**Records:**
* * * *

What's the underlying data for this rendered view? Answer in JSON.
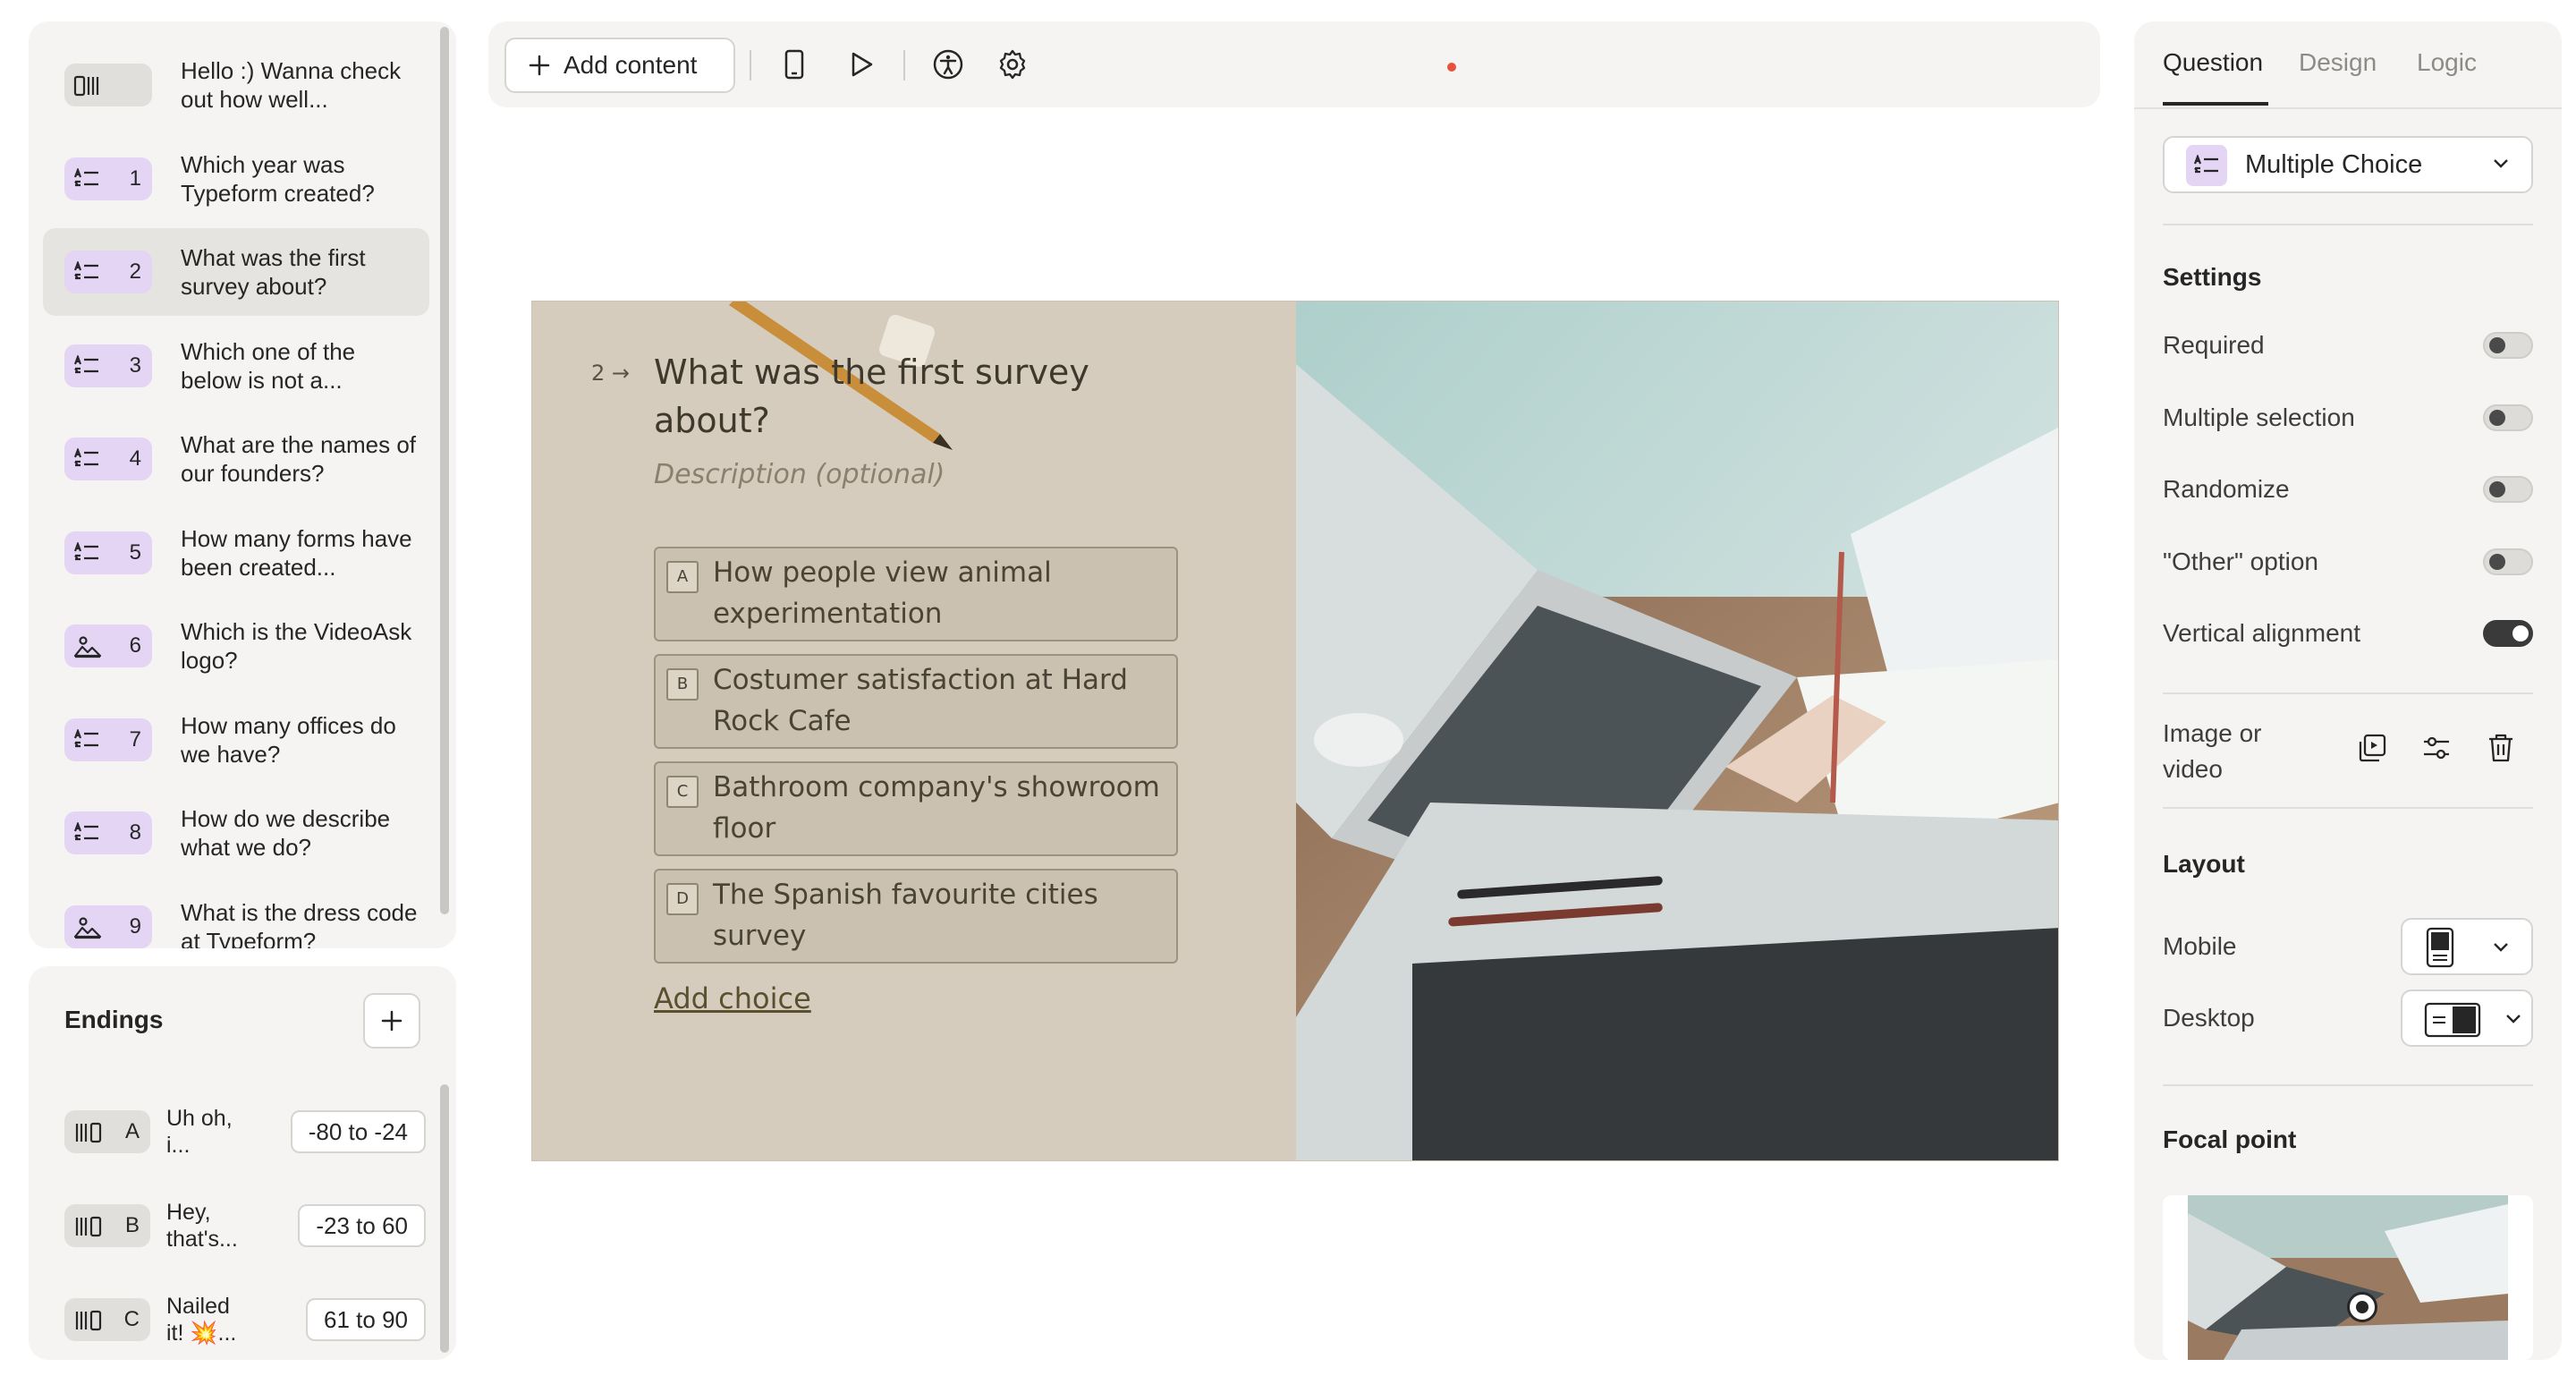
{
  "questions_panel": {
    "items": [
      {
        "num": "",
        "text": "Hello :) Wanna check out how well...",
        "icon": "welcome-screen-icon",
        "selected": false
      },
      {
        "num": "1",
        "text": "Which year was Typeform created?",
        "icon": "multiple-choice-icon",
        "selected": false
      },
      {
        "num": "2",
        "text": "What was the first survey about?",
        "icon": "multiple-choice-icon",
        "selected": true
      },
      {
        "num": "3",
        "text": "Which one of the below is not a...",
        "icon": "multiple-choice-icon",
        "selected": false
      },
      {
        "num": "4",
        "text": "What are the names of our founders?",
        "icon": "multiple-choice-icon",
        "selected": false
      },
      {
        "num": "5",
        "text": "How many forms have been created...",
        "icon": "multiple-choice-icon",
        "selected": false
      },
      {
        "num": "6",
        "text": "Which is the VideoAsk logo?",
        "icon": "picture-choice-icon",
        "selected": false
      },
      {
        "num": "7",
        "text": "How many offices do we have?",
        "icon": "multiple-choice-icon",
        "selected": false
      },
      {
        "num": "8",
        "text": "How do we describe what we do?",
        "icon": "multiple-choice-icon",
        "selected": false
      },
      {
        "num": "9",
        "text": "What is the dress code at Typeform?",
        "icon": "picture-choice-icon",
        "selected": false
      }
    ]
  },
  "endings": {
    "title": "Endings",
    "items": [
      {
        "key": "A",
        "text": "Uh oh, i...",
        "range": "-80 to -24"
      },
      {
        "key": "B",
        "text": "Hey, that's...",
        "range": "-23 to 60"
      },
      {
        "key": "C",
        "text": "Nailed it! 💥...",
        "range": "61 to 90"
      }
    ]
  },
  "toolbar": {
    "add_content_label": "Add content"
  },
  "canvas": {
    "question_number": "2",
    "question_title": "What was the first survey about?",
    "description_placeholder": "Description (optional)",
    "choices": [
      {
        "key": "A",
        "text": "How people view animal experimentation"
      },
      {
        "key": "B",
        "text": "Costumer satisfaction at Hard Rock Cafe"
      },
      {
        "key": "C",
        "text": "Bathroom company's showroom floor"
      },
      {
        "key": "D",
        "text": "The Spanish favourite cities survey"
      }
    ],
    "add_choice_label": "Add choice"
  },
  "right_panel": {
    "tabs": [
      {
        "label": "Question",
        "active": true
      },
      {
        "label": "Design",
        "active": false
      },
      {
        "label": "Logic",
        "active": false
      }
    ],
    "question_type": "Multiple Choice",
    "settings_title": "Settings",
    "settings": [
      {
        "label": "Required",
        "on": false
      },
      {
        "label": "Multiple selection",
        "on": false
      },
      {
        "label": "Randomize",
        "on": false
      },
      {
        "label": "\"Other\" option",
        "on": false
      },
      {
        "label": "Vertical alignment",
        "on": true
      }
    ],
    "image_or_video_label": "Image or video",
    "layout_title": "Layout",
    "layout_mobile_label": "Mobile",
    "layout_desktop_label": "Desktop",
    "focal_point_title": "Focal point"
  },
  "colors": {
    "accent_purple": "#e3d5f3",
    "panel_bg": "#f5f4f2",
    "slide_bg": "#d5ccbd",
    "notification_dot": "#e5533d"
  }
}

* * * *

**The request:** Keep the pictures out and write out the records exactly.

**Task response:**
What's the underlying data for this rendered view? Answer in JSON.
{
  "questions_panel": {
    "items": [
      {
        "num": "",
        "text": "Hello :) Wanna check out how well...",
        "icon": "welcome-screen-icon",
        "selected": false
      },
      {
        "num": "1",
        "text": "Which year was Typeform created?",
        "icon": "multiple-choice-icon",
        "selected": false
      },
      {
        "num": "2",
        "text": "What was the first survey about?",
        "icon": "multiple-choice-icon",
        "selected": true
      },
      {
        "num": "3",
        "text": "Which one of the below is not a...",
        "icon": "multiple-choice-icon",
        "selected": false
      },
      {
        "num": "4",
        "text": "What are the names of our founders?",
        "icon": "multiple-choice-icon",
        "selected": false
      },
      {
        "num": "5",
        "text": "How many forms have been created...",
        "icon": "multiple-choice-icon",
        "selected": false
      },
      {
        "num": "6",
        "text": "Which is the VideoAsk logo?",
        "icon": "picture-choice-icon",
        "selected": false
      },
      {
        "num": "7",
        "text": "How many offices do we have?",
        "icon": "multiple-choice-icon",
        "selected": false
      },
      {
        "num": "8",
        "text": "How do we describe what we do?",
        "icon": "multiple-choice-icon",
        "selected": false
      },
      {
        "num": "9",
        "text": "What is the dress code at Typeform?",
        "icon": "picture-choice-icon",
        "selected": false
      }
    ]
  },
  "endings": {
    "title": "Endings",
    "items": [
      {
        "key": "A",
        "text": "Uh oh, i...",
        "range": "-80 to -24"
      },
      {
        "key": "B",
        "text": "Hey, that's...",
        "range": "-23 to 60"
      },
      {
        "key": "C",
        "text": "Nailed it! 💥...",
        "range": "61 to 90"
      }
    ]
  },
  "toolbar": {
    "add_content_label": "Add content"
  },
  "canvas": {
    "question_number": "2",
    "question_title": "What was the first survey about?",
    "description_placeholder": "Description (optional)",
    "choices": [
      {
        "key": "A",
        "text": "How people view animal experimentation"
      },
      {
        "key": "B",
        "text": "Costumer satisfaction at Hard Rock Cafe"
      },
      {
        "key": "C",
        "text": "Bathroom company's showroom floor"
      },
      {
        "key": "D",
        "text": "The Spanish favourite cities survey"
      }
    ],
    "add_choice_label": "Add choice"
  },
  "right_panel": {
    "tabs": [
      {
        "label": "Question",
        "active": true
      },
      {
        "label": "Design",
        "active": false
      },
      {
        "label": "Logic",
        "active": false
      }
    ],
    "question_type": "Multiple Choice",
    "settings_title": "Settings",
    "settings": [
      {
        "label": "Required",
        "on": false
      },
      {
        "label": "Multiple selection",
        "on": false
      },
      {
        "label": "Randomize",
        "on": false
      },
      {
        "label": "\"Other\" option",
        "on": false
      },
      {
        "label": "Vertical alignment",
        "on": true
      }
    ],
    "image_or_video_label": "Image or video",
    "layout_title": "Layout",
    "layout_mobile_label": "Mobile",
    "layout_desktop_label": "Desktop",
    "focal_point_title": "Focal point"
  },
  "colors": {
    "accent_purple": "#e3d5f3",
    "panel_bg": "#f5f4f2",
    "slide_bg": "#d5ccbd",
    "notification_dot": "#e5533d"
  }
}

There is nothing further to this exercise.